# Start of Dataset records

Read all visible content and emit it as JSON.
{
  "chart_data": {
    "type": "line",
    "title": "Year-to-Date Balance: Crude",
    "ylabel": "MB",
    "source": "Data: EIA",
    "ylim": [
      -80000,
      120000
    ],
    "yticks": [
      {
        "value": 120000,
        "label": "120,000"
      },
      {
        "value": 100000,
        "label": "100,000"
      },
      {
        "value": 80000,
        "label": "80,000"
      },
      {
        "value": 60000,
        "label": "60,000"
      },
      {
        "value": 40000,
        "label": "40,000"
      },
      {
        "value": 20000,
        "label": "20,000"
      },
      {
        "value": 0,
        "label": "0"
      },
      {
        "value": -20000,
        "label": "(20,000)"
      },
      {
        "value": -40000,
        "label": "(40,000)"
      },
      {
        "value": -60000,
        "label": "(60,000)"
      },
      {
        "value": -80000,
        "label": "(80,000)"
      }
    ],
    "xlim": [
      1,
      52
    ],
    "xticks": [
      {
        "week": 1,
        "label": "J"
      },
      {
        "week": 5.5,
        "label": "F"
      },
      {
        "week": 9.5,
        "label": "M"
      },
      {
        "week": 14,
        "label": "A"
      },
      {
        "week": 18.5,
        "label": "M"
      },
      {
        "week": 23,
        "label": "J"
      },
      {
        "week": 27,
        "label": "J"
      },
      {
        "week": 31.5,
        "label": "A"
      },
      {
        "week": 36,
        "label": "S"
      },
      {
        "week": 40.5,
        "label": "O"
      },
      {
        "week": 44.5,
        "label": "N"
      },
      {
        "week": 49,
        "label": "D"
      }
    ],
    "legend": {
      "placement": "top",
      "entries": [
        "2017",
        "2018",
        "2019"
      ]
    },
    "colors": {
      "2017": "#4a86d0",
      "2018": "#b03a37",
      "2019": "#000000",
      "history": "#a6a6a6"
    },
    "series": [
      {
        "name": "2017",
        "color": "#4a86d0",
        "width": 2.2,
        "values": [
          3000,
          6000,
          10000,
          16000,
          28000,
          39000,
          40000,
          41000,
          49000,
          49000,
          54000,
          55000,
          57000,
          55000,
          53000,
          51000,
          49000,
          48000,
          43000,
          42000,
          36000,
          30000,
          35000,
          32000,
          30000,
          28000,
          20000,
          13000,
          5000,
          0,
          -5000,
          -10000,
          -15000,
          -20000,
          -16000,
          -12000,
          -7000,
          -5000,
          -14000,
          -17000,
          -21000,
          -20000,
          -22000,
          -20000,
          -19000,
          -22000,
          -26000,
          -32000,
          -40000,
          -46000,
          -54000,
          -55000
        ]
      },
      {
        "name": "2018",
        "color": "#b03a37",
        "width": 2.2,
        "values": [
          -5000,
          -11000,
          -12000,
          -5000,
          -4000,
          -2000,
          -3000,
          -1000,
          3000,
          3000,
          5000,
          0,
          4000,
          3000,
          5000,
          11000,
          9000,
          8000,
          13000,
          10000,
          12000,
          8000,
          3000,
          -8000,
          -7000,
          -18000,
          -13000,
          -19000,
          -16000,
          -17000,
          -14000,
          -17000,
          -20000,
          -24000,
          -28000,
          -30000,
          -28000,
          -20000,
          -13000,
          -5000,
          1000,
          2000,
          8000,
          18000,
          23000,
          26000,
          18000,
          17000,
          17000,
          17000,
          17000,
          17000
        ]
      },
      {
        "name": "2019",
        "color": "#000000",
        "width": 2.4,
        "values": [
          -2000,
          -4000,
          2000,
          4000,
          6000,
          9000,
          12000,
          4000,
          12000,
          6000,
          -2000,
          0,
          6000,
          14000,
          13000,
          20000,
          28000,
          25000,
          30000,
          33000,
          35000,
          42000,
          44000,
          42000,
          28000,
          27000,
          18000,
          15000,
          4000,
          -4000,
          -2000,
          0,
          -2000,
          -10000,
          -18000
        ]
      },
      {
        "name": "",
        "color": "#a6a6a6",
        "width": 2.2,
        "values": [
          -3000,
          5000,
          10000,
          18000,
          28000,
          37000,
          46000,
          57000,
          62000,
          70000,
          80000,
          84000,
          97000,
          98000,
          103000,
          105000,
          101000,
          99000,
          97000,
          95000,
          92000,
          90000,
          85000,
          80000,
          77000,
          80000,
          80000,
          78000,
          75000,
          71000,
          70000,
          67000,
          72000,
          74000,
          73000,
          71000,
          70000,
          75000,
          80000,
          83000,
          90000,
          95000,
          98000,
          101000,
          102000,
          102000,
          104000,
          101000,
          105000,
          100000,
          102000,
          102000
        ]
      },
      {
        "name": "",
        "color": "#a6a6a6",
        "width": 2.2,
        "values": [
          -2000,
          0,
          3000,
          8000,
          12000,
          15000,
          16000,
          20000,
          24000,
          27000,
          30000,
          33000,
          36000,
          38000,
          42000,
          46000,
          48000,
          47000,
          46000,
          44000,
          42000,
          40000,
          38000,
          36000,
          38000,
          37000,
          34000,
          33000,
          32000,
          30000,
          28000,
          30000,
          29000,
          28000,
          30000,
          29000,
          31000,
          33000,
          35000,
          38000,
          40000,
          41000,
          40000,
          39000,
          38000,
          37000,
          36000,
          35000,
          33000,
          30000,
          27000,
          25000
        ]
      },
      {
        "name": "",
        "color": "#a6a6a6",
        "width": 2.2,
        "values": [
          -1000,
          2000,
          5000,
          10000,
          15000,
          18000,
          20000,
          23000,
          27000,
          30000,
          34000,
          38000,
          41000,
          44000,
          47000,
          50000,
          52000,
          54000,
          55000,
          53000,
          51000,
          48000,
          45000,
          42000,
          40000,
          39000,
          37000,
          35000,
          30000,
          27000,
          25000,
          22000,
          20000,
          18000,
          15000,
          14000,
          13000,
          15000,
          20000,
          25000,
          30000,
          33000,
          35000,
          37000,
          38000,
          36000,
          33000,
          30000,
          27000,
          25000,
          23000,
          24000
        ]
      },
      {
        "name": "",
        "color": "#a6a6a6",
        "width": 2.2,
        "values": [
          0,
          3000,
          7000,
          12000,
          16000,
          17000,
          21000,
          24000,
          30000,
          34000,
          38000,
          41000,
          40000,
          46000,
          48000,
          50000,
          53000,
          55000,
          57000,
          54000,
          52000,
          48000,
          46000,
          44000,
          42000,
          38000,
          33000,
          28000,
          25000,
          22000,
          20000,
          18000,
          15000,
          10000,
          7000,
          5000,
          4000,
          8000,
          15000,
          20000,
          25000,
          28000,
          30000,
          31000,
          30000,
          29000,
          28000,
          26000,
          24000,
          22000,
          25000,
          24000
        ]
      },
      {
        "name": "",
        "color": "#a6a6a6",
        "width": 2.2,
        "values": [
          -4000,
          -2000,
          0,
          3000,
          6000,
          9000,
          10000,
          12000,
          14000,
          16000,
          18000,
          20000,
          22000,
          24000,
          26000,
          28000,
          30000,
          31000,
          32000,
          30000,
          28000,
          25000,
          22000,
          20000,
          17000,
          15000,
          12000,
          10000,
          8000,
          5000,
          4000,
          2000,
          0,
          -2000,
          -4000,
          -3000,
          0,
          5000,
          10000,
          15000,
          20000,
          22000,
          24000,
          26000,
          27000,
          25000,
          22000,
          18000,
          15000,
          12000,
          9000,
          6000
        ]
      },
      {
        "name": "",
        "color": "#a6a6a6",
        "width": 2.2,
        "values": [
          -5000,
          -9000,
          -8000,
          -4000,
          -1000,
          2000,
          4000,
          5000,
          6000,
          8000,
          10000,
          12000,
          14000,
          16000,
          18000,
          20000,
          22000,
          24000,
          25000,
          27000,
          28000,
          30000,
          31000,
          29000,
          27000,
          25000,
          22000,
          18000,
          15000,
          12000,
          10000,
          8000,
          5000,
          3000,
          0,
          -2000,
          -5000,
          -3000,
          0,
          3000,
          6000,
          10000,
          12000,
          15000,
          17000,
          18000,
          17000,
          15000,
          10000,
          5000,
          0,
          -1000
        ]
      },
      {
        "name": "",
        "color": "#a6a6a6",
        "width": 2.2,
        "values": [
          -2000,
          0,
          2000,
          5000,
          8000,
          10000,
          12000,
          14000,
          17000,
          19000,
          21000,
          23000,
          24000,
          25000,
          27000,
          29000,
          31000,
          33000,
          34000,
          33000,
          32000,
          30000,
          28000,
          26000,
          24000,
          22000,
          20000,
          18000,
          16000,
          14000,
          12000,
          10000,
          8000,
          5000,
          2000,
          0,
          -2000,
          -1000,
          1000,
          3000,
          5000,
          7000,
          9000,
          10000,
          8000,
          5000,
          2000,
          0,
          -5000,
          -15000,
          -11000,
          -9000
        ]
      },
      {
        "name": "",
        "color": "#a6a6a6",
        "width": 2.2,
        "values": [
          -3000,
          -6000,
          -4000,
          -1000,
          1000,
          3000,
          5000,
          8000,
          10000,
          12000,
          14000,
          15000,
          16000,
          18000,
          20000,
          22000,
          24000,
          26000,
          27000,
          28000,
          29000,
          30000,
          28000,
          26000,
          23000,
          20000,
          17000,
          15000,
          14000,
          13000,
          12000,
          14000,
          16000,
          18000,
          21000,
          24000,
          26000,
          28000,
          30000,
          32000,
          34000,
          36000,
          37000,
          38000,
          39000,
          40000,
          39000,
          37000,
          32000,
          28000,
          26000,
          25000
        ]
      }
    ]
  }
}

# End of Dataset records

• [The exercise] Looking at the data above, show all lines where the word "week" occurs.

• [Final result]
        "week": 1,
        "week": 5.5,
        "week": 9.5,
        "week": 14,
        "week": 18.5,
        "week": 23,
        "week": 27,
        "week": 31.5,
        "week": 36,
        "week": 40.5,
        "week": 44.5,
        "week": 49,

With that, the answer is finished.